++++ Provided material ++++

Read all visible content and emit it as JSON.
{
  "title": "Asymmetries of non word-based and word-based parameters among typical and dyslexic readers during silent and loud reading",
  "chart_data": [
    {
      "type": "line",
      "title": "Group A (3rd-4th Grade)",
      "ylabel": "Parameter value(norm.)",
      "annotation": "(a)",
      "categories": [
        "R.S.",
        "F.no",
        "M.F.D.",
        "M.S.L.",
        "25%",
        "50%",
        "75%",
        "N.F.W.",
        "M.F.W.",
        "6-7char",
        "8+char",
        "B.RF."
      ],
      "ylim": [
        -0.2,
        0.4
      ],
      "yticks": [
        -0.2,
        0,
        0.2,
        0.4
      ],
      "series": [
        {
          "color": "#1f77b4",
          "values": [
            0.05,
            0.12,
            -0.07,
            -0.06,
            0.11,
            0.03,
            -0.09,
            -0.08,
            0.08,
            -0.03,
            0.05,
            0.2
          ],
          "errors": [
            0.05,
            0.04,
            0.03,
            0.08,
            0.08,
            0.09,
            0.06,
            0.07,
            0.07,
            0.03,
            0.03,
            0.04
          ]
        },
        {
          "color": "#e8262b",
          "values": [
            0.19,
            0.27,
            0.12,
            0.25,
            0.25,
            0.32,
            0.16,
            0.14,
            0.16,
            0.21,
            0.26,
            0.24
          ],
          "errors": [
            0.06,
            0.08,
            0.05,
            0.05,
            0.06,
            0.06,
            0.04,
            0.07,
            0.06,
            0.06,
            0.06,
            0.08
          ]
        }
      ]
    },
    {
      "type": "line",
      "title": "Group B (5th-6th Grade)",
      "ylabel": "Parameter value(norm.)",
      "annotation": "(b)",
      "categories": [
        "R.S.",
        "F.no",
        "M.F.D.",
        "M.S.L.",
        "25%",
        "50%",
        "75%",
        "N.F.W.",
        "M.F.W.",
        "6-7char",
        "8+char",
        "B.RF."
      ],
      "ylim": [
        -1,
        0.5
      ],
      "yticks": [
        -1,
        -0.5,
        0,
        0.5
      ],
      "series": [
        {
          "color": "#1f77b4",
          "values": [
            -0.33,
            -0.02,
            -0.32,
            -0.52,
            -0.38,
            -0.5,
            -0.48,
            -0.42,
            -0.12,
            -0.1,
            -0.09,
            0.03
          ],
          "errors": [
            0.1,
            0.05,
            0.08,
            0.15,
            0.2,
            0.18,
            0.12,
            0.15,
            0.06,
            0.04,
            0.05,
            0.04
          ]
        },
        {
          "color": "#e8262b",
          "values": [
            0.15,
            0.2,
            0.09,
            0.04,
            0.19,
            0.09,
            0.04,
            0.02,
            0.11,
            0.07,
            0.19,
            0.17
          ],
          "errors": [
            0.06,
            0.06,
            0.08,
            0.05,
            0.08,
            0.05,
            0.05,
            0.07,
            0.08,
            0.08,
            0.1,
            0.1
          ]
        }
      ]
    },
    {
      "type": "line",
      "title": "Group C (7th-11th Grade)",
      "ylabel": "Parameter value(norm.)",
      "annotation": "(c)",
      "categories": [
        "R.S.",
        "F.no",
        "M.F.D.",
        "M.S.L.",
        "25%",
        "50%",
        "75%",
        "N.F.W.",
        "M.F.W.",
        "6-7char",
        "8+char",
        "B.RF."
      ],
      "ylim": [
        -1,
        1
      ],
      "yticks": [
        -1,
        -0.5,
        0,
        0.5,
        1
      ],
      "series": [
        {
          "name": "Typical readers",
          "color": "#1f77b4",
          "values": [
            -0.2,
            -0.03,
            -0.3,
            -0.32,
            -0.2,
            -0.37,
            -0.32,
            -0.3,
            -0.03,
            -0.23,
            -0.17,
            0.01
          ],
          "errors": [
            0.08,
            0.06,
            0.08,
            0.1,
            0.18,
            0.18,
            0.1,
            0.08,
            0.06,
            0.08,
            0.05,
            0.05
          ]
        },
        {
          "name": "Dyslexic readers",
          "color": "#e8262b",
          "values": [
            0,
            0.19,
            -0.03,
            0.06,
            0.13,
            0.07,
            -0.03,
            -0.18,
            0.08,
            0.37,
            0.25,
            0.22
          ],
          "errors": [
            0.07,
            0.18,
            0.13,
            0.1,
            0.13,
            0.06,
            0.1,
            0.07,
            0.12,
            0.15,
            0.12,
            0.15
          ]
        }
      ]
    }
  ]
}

++++

Exercise task:
Retype the listing. Match it exactly.

The completed task:
Read all visible content and emit it as JSON.
{
  "title": "Asymmetries of non word-based and word-based parameters among typical and dyslexic readers during silent and loud reading",
  "chart_data": [
    {
      "type": "line",
      "title": "Group A (3rd-4th Grade)",
      "ylabel": "Parameter value(norm.)",
      "annotation": "(a)",
      "categories": [
        "R.S.",
        "F.no",
        "M.F.D.",
        "M.S.L.",
        "25%",
        "50%",
        "75%",
        "N.F.W.",
        "M.F.W.",
        "6-7char",
        "8+char",
        "B.RF."
      ],
      "ylim": [
        -0.2,
        0.4
      ],
      "yticks": [
        -0.2,
        0,
        0.2,
        0.4
      ],
      "series": [
        {
          "color": "#1f77b4",
          "values": [
            0.05,
            0.12,
            -0.07,
            -0.06,
            0.11,
            0.03,
            -0.09,
            -0.08,
            0.08,
            -0.03,
            0.05,
            0.2
          ],
          "errors": [
            0.05,
            0.04,
            0.03,
            0.08,
            0.08,
            0.09,
            0.06,
            0.07,
            0.07,
            0.03,
            0.03,
            0.04
          ]
        },
        {
          "color": "#e8262b",
          "values": [
            0.19,
            0.27,
            0.12,
            0.25,
            0.25,
            0.32,
            0.16,
            0.14,
            0.16,
            0.21,
            0.26,
            0.24
          ],
          "errors": [
            0.06,
            0.08,
            0.05,
            0.05,
            0.06,
            0.06,
            0.04,
            0.07,
            0.06,
            0.06,
            0.06,
            0.08
          ]
        }
      ]
    },
    {
      "type": "line",
      "title": "Group B (5th-6th Grade)",
      "ylabel": "Parameter value(norm.)",
      "annotation": "(b)",
      "categories": [
        "R.S.",
        "F.no",
        "M.F.D.",
        "M.S.L.",
        "25%",
        "50%",
        "75%",
        "N.F.W.",
        "M.F.W.",
        "6-7char",
        "8+char",
        "B.RF."
      ],
      "ylim": [
        -1,
        0.5
      ],
      "yticks": [
        -1,
        -0.5,
        0,
        0.5
      ],
      "series": [
        {
          "color": "#1f77b4",
          "values": [
            -0.33,
            -0.02,
            -0.32,
            -0.52,
            -0.38,
            -0.5,
            -0.48,
            -0.42,
            -0.12,
            -0.1,
            -0.09,
            0.03
          ],
          "errors": [
            0.1,
            0.05,
            0.08,
            0.15,
            0.2,
            0.18,
            0.12,
            0.15,
            0.06,
            0.04,
            0.05,
            0.04
          ]
        },
        {
          "color": "#e8262b",
          "values": [
            0.15,
            0.2,
            0.09,
            0.04,
            0.19,
            0.09,
            0.04,
            0.02,
            0.11,
            0.07,
            0.19,
            0.17
          ],
          "errors": [
            0.06,
            0.06,
            0.08,
            0.05,
            0.08,
            0.05,
            0.05,
            0.07,
            0.08,
            0.08,
            0.1,
            0.1
          ]
        }
      ]
    },
    {
      "type": "line",
      "title": "Group C (7th-11th Grade)",
      "ylabel": "Parameter value(norm.)",
      "annotation": "(c)",
      "categories": [
        "R.S.",
        "F.no",
        "M.F.D.",
        "M.S.L.",
        "25%",
        "50%",
        "75%",
        "N.F.W.",
        "M.F.W.",
        "6-7char",
        "8+char",
        "B.RF."
      ],
      "ylim": [
        -1,
        1
      ],
      "yticks": [
        -1,
        -0.5,
        0,
        0.5,
        1
      ],
      "series": [
        {
          "name": "Typical readers",
          "color": "#1f77b4",
          "values": [
            -0.2,
            -0.03,
            -0.3,
            -0.32,
            -0.2,
            -0.37,
            -0.32,
            -0.3,
            -0.03,
            -0.23,
            -0.17,
            0.01
          ],
          "errors": [
            0.08,
            0.06,
            0.08,
            0.1,
            0.18,
            0.18,
            0.1,
            0.08,
            0.06,
            0.08,
            0.05,
            0.05
          ]
        },
        {
          "name": "Dyslexic readers",
          "color": "#e8262b",
          "values": [
            0,
            0.19,
            -0.03,
            0.06,
            0.13,
            0.07,
            -0.03,
            -0.18,
            0.08,
            0.37,
            0.25,
            0.22
          ],
          "errors": [
            0.07,
            0.18,
            0.13,
            0.1,
            0.13,
            0.06,
            0.1,
            0.07,
            0.12,
            0.15,
            0.12,
            0.15
          ]
        }
      ]
    }
  ]
}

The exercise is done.